*PROBLEM DESCRIPTION*. Check each line of the records below for the word "value" and copy those where it appears.

*Dataset records*.
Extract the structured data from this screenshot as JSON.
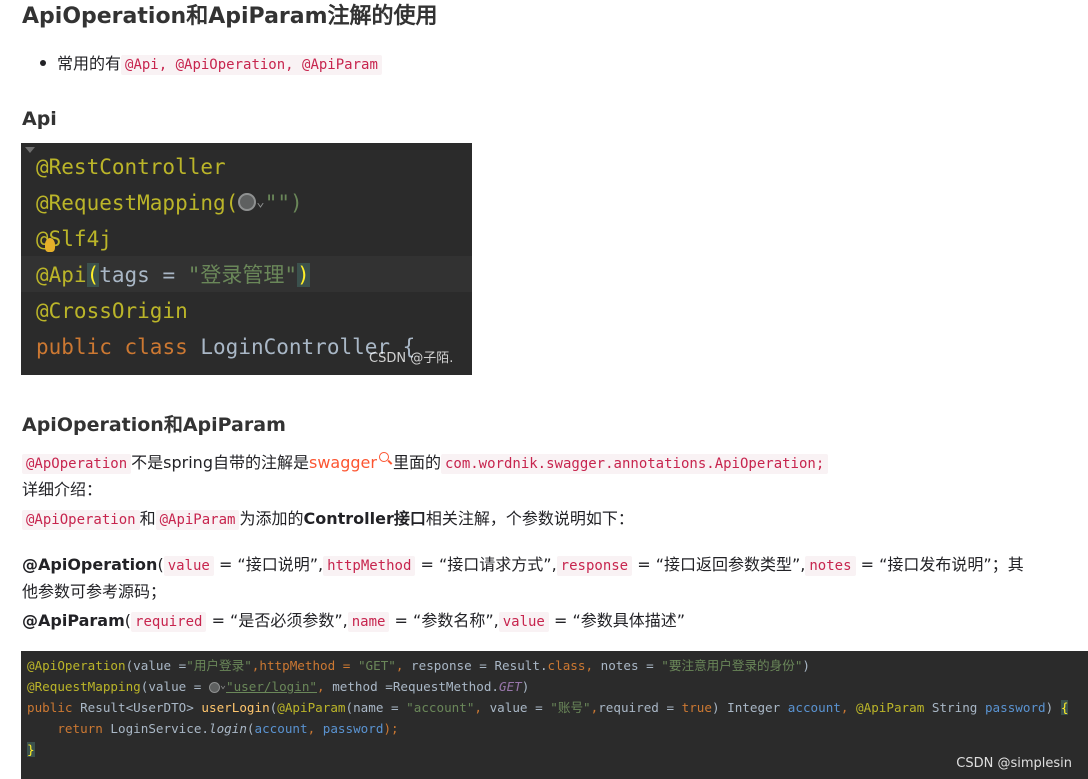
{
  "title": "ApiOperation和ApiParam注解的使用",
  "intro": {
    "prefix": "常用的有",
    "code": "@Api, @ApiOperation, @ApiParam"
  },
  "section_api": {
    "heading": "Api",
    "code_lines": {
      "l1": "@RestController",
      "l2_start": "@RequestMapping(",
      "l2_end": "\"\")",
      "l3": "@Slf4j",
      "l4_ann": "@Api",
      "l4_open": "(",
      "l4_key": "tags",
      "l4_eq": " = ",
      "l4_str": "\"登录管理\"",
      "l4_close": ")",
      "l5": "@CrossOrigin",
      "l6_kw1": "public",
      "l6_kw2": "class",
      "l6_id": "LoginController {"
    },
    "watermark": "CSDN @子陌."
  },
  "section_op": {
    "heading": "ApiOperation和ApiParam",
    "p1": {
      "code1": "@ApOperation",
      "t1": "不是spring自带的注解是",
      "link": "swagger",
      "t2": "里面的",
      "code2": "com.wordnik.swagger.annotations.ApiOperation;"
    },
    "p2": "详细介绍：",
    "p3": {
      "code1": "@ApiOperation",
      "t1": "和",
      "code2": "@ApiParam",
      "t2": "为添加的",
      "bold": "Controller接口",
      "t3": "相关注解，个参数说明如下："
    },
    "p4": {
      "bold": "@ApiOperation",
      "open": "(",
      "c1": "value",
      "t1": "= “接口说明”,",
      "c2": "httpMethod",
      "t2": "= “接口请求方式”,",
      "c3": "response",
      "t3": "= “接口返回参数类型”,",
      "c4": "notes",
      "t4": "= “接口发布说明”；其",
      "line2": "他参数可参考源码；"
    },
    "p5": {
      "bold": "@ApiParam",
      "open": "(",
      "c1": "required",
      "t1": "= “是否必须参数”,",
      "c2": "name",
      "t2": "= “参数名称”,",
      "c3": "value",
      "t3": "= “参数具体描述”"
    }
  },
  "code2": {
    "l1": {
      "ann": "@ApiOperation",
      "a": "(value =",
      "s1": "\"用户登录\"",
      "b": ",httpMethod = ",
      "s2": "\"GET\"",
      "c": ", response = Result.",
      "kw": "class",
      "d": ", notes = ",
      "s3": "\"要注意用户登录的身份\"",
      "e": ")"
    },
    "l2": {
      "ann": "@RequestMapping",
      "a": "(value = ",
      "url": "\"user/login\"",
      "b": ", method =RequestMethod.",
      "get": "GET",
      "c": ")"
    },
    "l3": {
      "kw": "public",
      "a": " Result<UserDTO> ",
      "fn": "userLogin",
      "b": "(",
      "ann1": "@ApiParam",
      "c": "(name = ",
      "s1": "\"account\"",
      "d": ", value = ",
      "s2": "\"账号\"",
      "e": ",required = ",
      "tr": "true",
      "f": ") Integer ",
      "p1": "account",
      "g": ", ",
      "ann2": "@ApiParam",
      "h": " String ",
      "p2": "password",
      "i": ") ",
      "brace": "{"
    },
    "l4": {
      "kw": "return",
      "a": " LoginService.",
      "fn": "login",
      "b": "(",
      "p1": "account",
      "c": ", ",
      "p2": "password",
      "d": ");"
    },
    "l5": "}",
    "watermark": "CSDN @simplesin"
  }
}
...
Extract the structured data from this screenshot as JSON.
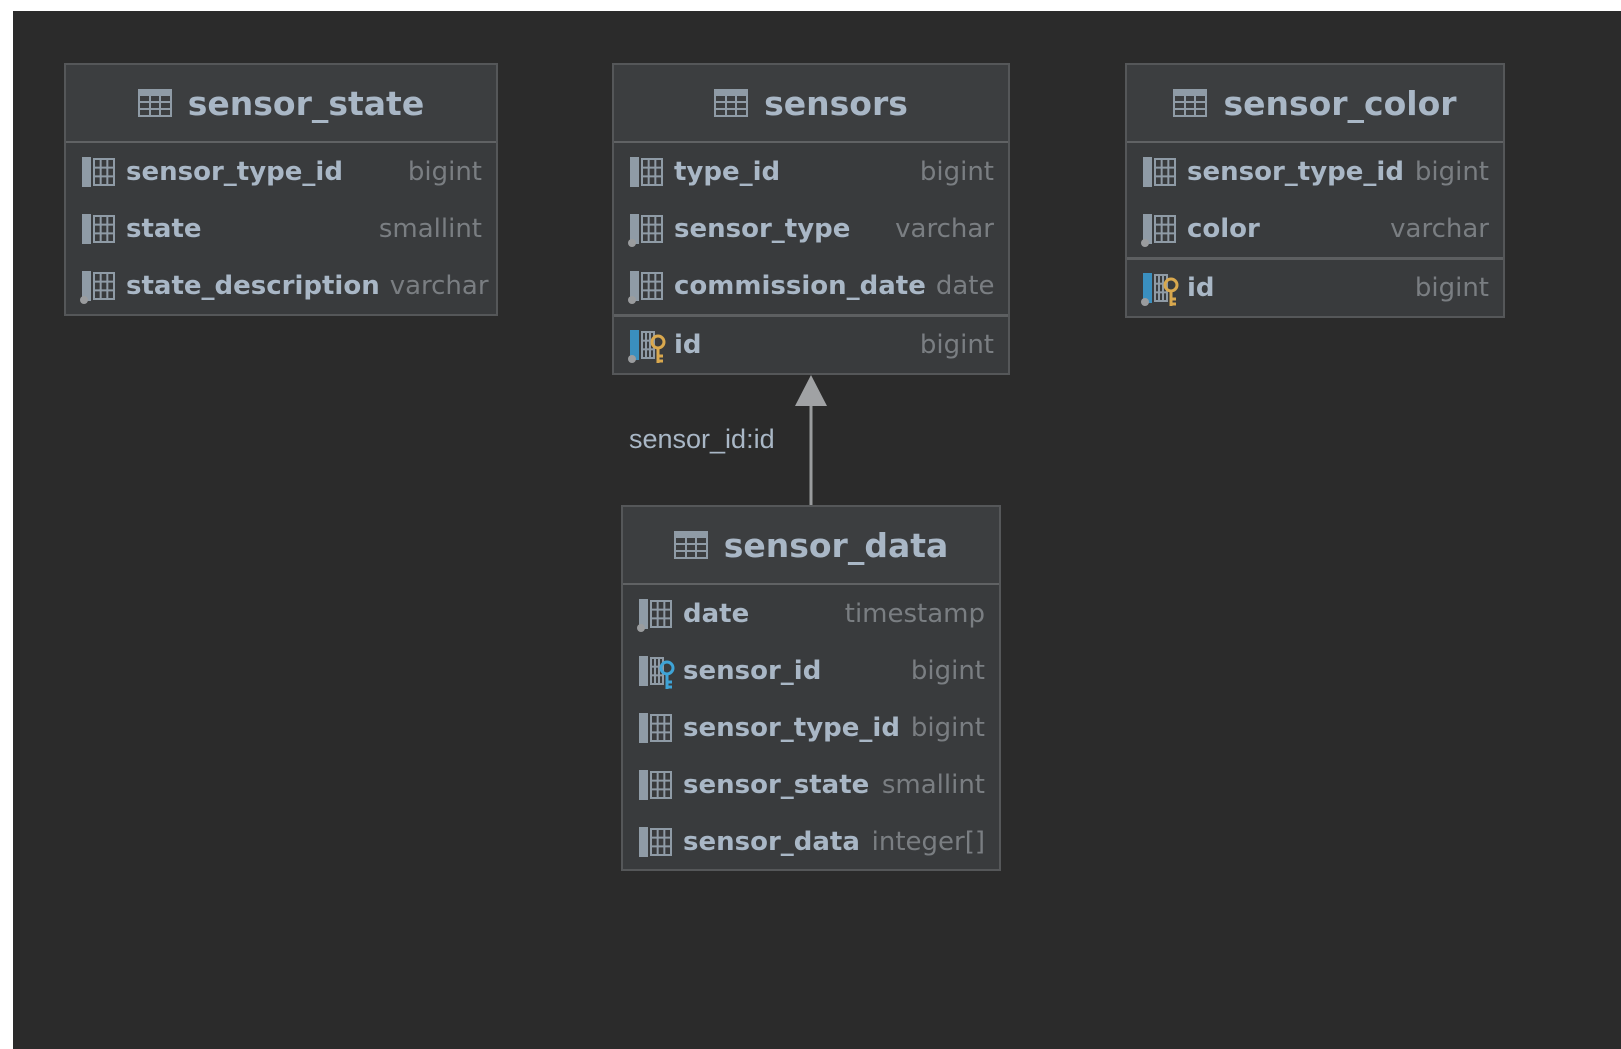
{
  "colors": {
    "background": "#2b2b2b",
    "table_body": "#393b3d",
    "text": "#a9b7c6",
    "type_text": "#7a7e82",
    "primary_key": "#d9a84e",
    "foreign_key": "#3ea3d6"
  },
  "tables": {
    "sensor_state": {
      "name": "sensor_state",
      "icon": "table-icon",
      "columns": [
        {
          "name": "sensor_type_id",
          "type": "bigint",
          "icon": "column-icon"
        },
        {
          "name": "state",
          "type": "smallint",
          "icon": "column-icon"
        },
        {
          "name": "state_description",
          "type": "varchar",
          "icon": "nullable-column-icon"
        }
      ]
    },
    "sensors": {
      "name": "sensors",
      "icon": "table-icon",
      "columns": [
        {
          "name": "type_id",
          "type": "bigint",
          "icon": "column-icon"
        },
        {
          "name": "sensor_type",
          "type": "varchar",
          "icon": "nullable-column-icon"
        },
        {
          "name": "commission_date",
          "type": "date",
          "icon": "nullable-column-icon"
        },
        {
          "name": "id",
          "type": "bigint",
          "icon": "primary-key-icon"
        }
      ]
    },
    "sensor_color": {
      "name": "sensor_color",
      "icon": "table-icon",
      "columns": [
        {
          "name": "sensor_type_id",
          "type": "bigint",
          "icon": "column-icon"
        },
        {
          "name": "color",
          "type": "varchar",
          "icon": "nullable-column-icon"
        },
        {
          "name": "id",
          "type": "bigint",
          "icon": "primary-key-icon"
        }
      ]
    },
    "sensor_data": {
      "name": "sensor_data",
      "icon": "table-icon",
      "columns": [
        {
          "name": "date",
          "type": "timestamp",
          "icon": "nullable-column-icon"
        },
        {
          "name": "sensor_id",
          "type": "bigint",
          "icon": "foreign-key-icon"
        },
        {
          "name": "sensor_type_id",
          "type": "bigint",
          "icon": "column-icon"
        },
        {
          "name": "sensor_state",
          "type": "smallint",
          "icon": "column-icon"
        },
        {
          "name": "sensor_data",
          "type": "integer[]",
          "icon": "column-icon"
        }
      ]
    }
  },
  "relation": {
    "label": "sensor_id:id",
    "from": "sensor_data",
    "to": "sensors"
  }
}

*TASK OUTPUT*.
      "c1": "value",
      "c3": "value",
      "a": "(value =",
      "a": "(value = ",
      "d": ", value = ",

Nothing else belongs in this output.